§ Aim of the task: Write out all of the entries exactly as given.

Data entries
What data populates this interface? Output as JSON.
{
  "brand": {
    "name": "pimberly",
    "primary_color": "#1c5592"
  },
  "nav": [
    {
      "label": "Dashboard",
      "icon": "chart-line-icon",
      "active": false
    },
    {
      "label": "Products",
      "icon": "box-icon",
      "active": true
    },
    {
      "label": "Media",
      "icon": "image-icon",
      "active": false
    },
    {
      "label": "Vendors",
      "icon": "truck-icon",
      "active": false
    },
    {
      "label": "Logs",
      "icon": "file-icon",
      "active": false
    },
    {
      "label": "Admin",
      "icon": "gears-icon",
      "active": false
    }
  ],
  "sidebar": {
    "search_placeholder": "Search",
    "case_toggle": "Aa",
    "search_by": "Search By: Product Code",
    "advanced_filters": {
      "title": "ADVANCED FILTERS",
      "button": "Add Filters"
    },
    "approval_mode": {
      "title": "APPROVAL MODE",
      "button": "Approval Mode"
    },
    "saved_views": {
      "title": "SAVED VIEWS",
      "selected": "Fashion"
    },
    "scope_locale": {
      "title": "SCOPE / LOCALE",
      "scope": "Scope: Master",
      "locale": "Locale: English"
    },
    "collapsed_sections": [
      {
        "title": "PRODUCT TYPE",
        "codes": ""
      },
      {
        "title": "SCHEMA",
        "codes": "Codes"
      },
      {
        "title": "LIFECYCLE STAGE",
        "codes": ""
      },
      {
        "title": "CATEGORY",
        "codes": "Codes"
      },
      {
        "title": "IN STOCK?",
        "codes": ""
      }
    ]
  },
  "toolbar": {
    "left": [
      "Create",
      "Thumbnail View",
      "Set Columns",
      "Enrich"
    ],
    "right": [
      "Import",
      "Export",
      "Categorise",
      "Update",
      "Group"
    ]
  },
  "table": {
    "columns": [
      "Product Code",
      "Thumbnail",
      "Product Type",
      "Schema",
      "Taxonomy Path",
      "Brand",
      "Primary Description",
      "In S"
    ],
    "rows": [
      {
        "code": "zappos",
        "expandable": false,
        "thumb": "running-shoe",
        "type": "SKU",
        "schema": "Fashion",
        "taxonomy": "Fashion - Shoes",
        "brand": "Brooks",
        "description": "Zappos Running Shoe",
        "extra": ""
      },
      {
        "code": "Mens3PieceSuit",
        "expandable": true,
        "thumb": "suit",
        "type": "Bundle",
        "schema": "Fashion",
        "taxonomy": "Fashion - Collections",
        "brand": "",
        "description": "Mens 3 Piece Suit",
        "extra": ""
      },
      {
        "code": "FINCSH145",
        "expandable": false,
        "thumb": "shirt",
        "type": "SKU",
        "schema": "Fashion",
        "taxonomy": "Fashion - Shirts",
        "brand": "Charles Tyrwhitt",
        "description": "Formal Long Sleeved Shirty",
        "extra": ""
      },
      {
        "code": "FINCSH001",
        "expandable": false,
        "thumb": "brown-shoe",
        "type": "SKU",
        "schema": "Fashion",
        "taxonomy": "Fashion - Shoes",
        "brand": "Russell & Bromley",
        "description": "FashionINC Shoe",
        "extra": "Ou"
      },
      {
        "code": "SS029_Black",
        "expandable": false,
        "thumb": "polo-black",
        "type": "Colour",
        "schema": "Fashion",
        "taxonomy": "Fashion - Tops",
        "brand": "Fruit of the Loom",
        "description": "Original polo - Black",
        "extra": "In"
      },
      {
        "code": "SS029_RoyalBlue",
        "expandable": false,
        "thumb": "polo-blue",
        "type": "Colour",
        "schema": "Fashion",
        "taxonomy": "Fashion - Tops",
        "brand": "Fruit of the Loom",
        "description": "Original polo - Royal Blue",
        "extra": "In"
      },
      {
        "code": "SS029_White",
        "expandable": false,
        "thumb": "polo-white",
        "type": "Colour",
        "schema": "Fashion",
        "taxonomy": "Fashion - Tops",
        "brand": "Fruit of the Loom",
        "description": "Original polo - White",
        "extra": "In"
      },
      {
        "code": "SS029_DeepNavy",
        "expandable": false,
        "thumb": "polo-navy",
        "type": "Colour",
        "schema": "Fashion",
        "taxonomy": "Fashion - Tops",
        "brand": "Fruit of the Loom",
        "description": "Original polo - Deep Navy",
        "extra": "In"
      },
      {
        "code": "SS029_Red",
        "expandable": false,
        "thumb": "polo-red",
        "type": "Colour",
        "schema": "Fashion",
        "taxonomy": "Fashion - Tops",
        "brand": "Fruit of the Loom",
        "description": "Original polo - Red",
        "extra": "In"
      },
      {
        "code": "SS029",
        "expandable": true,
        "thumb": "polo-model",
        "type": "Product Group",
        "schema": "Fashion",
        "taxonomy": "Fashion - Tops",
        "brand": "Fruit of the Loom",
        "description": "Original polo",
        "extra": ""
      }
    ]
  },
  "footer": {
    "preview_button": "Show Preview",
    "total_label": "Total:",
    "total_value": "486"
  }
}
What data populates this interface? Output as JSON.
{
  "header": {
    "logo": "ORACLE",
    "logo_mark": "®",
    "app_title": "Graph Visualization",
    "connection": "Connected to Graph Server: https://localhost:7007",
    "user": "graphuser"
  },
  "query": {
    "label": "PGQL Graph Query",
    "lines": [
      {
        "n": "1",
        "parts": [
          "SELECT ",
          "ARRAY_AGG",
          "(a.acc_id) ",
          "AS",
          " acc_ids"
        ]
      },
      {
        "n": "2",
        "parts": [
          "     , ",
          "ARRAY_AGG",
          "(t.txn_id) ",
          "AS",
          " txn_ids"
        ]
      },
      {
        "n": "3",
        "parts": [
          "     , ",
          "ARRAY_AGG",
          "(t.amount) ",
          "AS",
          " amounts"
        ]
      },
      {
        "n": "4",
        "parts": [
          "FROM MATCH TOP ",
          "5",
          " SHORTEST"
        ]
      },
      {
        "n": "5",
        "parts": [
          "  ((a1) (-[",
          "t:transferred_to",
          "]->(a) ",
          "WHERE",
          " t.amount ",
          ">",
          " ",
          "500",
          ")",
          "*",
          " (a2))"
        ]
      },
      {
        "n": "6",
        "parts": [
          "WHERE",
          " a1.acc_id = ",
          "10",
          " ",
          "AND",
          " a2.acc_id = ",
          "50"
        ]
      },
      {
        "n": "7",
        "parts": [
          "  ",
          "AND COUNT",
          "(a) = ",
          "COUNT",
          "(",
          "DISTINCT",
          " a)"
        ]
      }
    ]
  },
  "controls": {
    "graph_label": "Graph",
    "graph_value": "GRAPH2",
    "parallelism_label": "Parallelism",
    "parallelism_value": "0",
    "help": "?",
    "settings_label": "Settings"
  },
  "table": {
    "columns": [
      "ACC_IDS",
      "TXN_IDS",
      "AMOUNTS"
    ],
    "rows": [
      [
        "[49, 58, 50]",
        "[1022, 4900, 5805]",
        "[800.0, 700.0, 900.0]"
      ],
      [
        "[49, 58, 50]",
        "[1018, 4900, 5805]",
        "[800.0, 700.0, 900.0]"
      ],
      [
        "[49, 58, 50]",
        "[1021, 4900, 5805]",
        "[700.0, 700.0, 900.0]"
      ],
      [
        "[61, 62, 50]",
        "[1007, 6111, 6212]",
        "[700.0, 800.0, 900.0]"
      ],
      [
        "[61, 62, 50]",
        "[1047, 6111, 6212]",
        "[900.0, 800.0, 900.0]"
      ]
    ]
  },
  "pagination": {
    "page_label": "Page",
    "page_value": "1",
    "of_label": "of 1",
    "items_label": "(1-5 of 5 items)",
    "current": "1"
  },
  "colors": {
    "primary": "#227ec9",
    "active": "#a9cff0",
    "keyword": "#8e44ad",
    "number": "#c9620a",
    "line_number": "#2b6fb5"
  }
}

§ Final result:
What data populates this interface? Output as JSON.
{
  "brand": {
    "name": "pimberly",
    "primary_color": "#1c5592"
  },
  "nav": [
    {
      "label": "Dashboard",
      "icon": "chart-line-icon",
      "active": false
    },
    {
      "label": "Products",
      "icon": "box-icon",
      "active": true
    },
    {
      "label": "Media",
      "icon": "image-icon",
      "active": false
    },
    {
      "label": "Vendors",
      "icon": "truck-icon",
      "active": false
    },
    {
      "label": "Logs",
      "icon": "file-icon",
      "active": false
    },
    {
      "label": "Admin",
      "icon": "gears-icon",
      "active": false
    }
  ],
  "sidebar": {
    "search_placeholder": "Search",
    "case_toggle": "Aa",
    "search_by": "Search By: Product Code",
    "advanced_filters": {
      "title": "ADVANCED FILTERS",
      "button": "Add Filters"
    },
    "approval_mode": {
      "title": "APPROVAL MODE",
      "button": "Approval Mode"
    },
    "saved_views": {
      "title": "SAVED VIEWS",
      "selected": "Fashion"
    },
    "scope_locale": {
      "title": "SCOPE / LOCALE",
      "scope": "Scope: Master",
      "locale": "Locale: English"
    },
    "collapsed_sections": [
      {
        "title": "PRODUCT TYPE",
        "codes": ""
      },
      {
        "title": "SCHEMA",
        "codes": "Codes"
      },
      {
        "title": "LIFECYCLE STAGE",
        "codes": ""
      },
      {
        "title": "CATEGORY",
        "codes": "Codes"
      },
      {
        "title": "IN STOCK?",
        "codes": ""
      }
    ]
  },
  "toolbar": {
    "left": [
      "Create",
      "Thumbnail View",
      "Set Columns",
      "Enrich"
    ],
    "right": [
      "Import",
      "Export",
      "Categorise",
      "Update",
      "Group"
    ]
  },
  "table": {
    "columns": [
      "Product Code",
      "Thumbnail",
      "Product Type",
      "Schema",
      "Taxonomy Path",
      "Brand",
      "Primary Description",
      "In S"
    ],
    "rows": [
      {
        "code": "zappos",
        "expandable": false,
        "thumb": "running-shoe",
        "type": "SKU",
        "schema": "Fashion",
        "taxonomy": "Fashion - Shoes",
        "brand": "Brooks",
        "description": "Zappos Running Shoe",
        "extra": ""
      },
      {
        "code": "Mens3PieceSuit",
        "expandable": true,
        "thumb": "suit",
        "type": "Bundle",
        "schema": "Fashion",
        "taxonomy": "Fashion - Collections",
        "brand": "",
        "description": "Mens 3 Piece Suit",
        "extra": ""
      },
      {
        "code": "FINCSH145",
        "expandable": false,
        "thumb": "shirt",
        "type": "SKU",
        "schema": "Fashion",
        "taxonomy": "Fashion - Shirts",
        "brand": "Charles Tyrwhitt",
        "description": "Formal Long Sleeved Shirty",
        "extra": ""
      },
      {
        "code": "FINCSH001",
        "expandable": false,
        "thumb": "brown-shoe",
        "type": "SKU",
        "schema": "Fashion",
        "taxonomy": "Fashion - Shoes",
        "brand": "Russell & Bromley",
        "description": "FashionINC Shoe",
        "extra": "Ou"
      },
      {
        "code": "SS029_Black",
        "expandable": false,
        "thumb": "polo-black",
        "type": "Colour",
        "schema": "Fashion",
        "taxonomy": "Fashion - Tops",
        "brand": "Fruit of the Loom",
        "description": "Original polo - Black",
        "extra": "In"
      },
      {
        "code": "SS029_RoyalBlue",
        "expandable": false,
        "thumb": "polo-blue",
        "type": "Colour",
        "schema": "Fashion",
        "taxonomy": "Fashion - Tops",
        "brand": "Fruit of the Loom",
        "description": "Original polo - Royal Blue",
        "extra": "In"
      },
      {
        "code": "SS029_White",
        "expandable": false,
        "thumb": "polo-white",
        "type": "Colour",
        "schema": "Fashion",
        "taxonomy": "Fashion - Tops",
        "brand": "Fruit of the Loom",
        "description": "Original polo - White",
        "extra": "In"
      },
      {
        "code": "SS029_DeepNavy",
        "expandable": false,
        "thumb": "polo-navy",
        "type": "Colour",
        "schema": "Fashion",
        "taxonomy": "Fashion - Tops",
        "brand": "Fruit of the Loom",
        "description": "Original polo - Deep Navy",
        "extra": "In"
      },
      {
        "code": "SS029_Red",
        "expandable": false,
        "thumb": "polo-red",
        "type": "Colour",
        "schema": "Fashion",
        "taxonomy": "Fashion - Tops",
        "brand": "Fruit of the Loom",
        "description": "Original polo - Red",
        "extra": "In"
      },
      {
        "code": "SS029",
        "expandable": true,
        "thumb": "polo-model",
        "type": "Product Group",
        "schema": "Fashion",
        "taxonomy": "Fashion - Tops",
        "brand": "Fruit of the Loom",
        "description": "Original polo",
        "extra": ""
      }
    ]
  },
  "footer": {
    "preview_button": "Show Preview",
    "total_label": "Total:",
    "total_value": "486"
  }
}
What data populates this interface? Output as JSON.
{
  "header": {
    "logo": "ORACLE",
    "logo_mark": "®",
    "app_title": "Graph Visualization",
    "connection": "Connected to Graph Server: https://localhost:7007",
    "user": "graphuser"
  },
  "query": {
    "label": "PGQL Graph Query",
    "lines": [
      {
        "n": "1",
        "parts": [
          "SELECT ",
          "ARRAY_AGG",
          "(a.acc_id) ",
          "AS",
          " acc_ids"
        ]
      },
      {
        "n": "2",
        "parts": [
          "     , ",
          "ARRAY_AGG",
          "(t.txn_id) ",
          "AS",
          " txn_ids"
        ]
      },
      {
        "n": "3",
        "parts": [
          "     , ",
          "ARRAY_AGG",
          "(t.amount) ",
          "AS",
          " amounts"
        ]
      },
      {
        "n": "4",
        "parts": [
          "FROM MATCH TOP ",
          "5",
          " SHORTEST"
        ]
      },
      {
        "n": "5",
        "parts": [
          "  ((a1) (-[",
          "t:transferred_to",
          "]->(a) ",
          "WHERE",
          " t.amount ",
          ">",
          " ",
          "500",
          ")",
          "*",
          " (a2))"
        ]
      },
      {
        "n": "6",
        "parts": [
          "WHERE",
          " a1.acc_id = ",
          "10",
          " ",
          "AND",
          " a2.acc_id = ",
          "50"
        ]
      },
      {
        "n": "7",
        "parts": [
          "  ",
          "AND COUNT",
          "(a) = ",
          "COUNT",
          "(",
          "DISTINCT",
          " a)"
        ]
      }
    ]
  },
  "controls": {
    "graph_label": "Graph",
    "graph_value": "GRAPH2",
    "parallelism_label": "Parallelism",
    "parallelism_value": "0",
    "help": "?",
    "settings_label": "Settings"
  },
  "table": {
    "columns": [
      "ACC_IDS",
      "TXN_IDS",
      "AMOUNTS"
    ],
    "rows": [
      [
        "[49, 58, 50]",
        "[1022, 4900, 5805]",
        "[800.0, 700.0, 900.0]"
      ],
      [
        "[49, 58, 50]",
        "[1018, 4900, 5805]",
        "[800.0, 700.0, 900.0]"
      ],
      [
        "[49, 58, 50]",
        "[1021, 4900, 5805]",
        "[700.0, 700.0, 900.0]"
      ],
      [
        "[61, 62, 50]",
        "[1007, 6111, 6212]",
        "[700.0, 800.0, 900.0]"
      ],
      [
        "[61, 62, 50]",
        "[1047, 6111, 6212]",
        "[900.0, 800.0, 900.0]"
      ]
    ]
  },
  "pagination": {
    "page_label": "Page",
    "page_value": "1",
    "of_label": "of 1",
    "items_label": "(1-5 of 5 items)",
    "current": "1"
  },
  "colors": {
    "primary": "#227ec9",
    "active": "#a9cff0",
    "keyword": "#8e44ad",
    "number": "#c9620a",
    "line_number": "#2b6fb5"
  }
}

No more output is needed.